• [Directions]:
Pick every line with "this" from the material below.

[Source records]
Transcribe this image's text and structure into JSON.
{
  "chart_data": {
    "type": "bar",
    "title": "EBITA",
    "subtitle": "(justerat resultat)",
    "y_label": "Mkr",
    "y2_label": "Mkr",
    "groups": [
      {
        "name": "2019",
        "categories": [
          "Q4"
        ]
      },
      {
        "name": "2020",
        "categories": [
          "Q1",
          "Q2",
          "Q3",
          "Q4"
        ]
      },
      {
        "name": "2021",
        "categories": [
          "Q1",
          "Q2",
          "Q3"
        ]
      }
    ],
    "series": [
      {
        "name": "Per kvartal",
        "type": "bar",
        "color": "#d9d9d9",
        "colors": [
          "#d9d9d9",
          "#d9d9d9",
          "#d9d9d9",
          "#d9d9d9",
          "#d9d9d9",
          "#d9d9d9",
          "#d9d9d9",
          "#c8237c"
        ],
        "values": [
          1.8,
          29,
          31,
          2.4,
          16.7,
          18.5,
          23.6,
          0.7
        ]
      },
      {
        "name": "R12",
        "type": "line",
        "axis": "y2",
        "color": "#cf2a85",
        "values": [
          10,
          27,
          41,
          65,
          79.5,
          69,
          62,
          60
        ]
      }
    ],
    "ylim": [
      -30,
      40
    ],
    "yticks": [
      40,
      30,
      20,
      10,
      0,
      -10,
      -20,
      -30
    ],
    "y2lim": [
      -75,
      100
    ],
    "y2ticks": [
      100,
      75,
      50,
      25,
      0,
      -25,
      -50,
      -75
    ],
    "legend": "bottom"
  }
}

...

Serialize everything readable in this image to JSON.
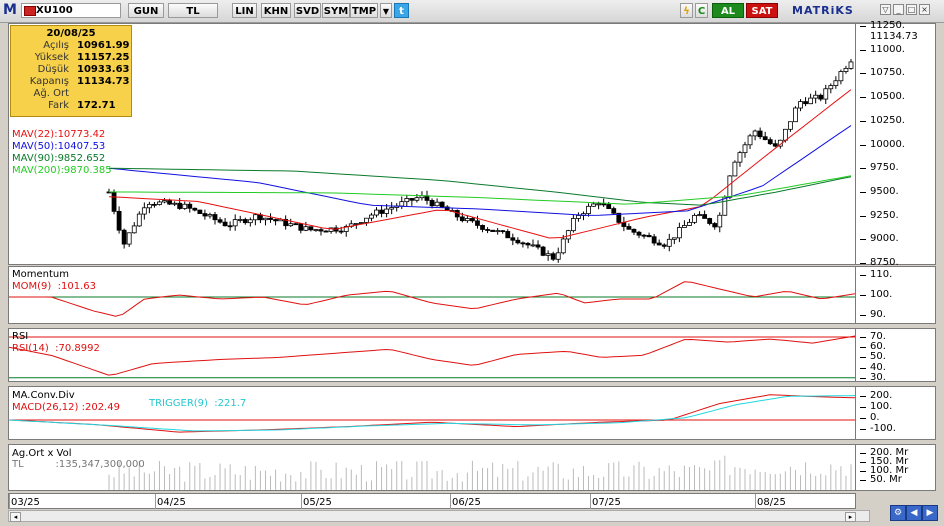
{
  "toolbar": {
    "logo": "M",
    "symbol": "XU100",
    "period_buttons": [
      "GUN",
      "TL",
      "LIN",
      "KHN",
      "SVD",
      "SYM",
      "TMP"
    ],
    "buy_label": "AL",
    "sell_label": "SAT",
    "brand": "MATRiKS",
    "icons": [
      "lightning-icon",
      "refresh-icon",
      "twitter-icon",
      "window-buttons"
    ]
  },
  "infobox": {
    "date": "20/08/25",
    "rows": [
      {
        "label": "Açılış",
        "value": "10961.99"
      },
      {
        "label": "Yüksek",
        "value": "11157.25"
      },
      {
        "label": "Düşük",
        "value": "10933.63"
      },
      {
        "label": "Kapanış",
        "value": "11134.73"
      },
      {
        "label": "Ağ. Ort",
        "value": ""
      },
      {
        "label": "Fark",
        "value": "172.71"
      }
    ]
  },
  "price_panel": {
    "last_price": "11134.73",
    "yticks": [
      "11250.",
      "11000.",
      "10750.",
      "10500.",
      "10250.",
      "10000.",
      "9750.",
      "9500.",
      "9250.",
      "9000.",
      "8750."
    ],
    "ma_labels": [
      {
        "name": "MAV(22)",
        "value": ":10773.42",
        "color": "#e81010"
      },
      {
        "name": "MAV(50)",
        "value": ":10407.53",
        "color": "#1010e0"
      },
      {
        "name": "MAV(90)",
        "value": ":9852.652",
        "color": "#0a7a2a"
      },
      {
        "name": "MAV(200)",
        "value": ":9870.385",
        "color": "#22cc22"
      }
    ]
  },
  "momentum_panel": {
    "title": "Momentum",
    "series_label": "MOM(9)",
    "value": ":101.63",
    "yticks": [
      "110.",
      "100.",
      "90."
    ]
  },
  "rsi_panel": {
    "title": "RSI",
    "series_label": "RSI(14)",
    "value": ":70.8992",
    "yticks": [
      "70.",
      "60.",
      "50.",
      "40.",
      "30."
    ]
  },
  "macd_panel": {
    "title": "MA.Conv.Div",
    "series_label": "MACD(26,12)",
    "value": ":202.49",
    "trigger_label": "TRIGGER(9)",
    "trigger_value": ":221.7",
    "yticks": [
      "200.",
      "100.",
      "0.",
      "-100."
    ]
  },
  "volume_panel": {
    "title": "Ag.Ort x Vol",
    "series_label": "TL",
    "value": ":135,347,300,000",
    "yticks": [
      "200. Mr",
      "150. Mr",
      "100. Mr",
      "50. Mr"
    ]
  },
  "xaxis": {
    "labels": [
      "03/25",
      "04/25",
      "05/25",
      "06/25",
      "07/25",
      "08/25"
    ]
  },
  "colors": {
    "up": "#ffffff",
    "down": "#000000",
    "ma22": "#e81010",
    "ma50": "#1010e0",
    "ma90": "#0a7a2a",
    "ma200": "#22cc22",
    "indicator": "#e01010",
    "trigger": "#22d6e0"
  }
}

• [Answer in full]:
Transcribe this image's text and structure into JSON.
Serialize everything readable in this image to JSON.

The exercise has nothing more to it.